▶ **Aim**:
Every line below is to be quoted exactly, with nothing added or dropped.

▶ **Records from a collection of figures**:
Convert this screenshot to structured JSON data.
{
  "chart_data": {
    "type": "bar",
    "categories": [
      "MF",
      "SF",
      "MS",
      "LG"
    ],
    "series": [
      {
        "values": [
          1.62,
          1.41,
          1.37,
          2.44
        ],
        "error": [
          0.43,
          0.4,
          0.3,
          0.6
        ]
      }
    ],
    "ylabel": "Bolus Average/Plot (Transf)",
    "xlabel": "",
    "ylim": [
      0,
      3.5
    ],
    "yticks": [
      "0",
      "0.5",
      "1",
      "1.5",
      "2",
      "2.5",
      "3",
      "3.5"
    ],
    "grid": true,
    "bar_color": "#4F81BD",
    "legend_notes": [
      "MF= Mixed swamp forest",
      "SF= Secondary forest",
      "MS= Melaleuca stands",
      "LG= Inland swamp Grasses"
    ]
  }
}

▶ **Complete output**:
Convert this screenshot to structured JSON data.
{
  "chart_data": {
    "type": "bar",
    "categories": [
      "MF",
      "SF",
      "MS",
      "LG"
    ],
    "series": [
      {
        "values": [
          1.62,
          1.41,
          1.37,
          2.44
        ],
        "error": [
          0.43,
          0.4,
          0.3,
          0.6
        ]
      }
    ],
    "ylabel": "Bolus Average/Plot (Transf)",
    "xlabel": "",
    "ylim": [
      0,
      3.5
    ],
    "yticks": [
      "0",
      "0.5",
      "1",
      "1.5",
      "2",
      "2.5",
      "3",
      "3.5"
    ],
    "grid": true,
    "bar_color": "#4F81BD",
    "legend_notes": [
      "MF= Mixed swamp forest",
      "SF= Secondary forest",
      "MS= Melaleuca stands",
      "LG= Inland swamp Grasses"
    ]
  }
}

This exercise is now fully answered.